* WHAT TO DO *
Pull out every line from the listing that has the word "this".

Collected data entries:
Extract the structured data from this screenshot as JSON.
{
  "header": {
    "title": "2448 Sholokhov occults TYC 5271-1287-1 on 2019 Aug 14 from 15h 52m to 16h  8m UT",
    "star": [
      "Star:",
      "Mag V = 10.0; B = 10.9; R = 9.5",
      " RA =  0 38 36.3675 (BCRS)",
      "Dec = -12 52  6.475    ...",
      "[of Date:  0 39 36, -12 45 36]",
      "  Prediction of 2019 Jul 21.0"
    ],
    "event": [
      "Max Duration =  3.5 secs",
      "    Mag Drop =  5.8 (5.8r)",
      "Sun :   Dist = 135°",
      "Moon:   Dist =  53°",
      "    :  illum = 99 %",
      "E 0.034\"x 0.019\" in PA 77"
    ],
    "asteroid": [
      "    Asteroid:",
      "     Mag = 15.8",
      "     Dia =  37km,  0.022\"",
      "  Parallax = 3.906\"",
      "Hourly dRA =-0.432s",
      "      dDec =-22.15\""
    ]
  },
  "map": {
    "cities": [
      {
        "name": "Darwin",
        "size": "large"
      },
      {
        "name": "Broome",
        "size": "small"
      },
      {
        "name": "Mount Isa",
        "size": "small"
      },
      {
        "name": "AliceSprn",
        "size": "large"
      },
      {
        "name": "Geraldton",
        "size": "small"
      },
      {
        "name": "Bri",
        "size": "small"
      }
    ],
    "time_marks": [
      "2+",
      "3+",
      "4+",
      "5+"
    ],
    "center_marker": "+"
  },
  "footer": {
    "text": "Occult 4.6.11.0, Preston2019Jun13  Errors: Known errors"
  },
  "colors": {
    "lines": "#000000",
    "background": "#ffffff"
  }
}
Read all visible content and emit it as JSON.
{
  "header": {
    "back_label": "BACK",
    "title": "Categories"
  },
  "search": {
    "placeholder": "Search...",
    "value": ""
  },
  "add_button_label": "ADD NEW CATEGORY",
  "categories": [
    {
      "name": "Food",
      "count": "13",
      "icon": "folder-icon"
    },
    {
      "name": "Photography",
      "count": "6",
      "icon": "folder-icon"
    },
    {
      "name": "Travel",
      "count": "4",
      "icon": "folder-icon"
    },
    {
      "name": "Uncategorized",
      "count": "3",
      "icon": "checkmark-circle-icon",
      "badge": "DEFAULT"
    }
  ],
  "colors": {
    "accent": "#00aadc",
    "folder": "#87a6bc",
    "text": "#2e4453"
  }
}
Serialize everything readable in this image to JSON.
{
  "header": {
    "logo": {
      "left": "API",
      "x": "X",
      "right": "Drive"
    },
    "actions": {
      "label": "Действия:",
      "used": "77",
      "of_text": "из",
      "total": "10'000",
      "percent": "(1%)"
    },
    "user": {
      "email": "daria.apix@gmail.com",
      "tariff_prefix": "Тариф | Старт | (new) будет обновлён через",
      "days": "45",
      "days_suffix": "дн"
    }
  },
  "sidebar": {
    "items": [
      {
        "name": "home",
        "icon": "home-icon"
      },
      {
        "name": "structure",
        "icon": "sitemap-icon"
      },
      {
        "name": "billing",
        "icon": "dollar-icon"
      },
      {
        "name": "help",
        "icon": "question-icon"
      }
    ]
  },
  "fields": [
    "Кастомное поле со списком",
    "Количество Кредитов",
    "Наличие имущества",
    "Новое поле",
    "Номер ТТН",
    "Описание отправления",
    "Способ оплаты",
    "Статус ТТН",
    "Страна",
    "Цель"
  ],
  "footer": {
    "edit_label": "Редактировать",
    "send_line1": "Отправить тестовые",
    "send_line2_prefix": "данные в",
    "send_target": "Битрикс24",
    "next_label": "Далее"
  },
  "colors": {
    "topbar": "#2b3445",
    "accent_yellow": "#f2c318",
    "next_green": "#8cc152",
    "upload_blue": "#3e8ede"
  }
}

* WRITTEN SOLUTION *
Extract the structured data from this screenshot as JSON.
Serialize everything readable in this image to JSON.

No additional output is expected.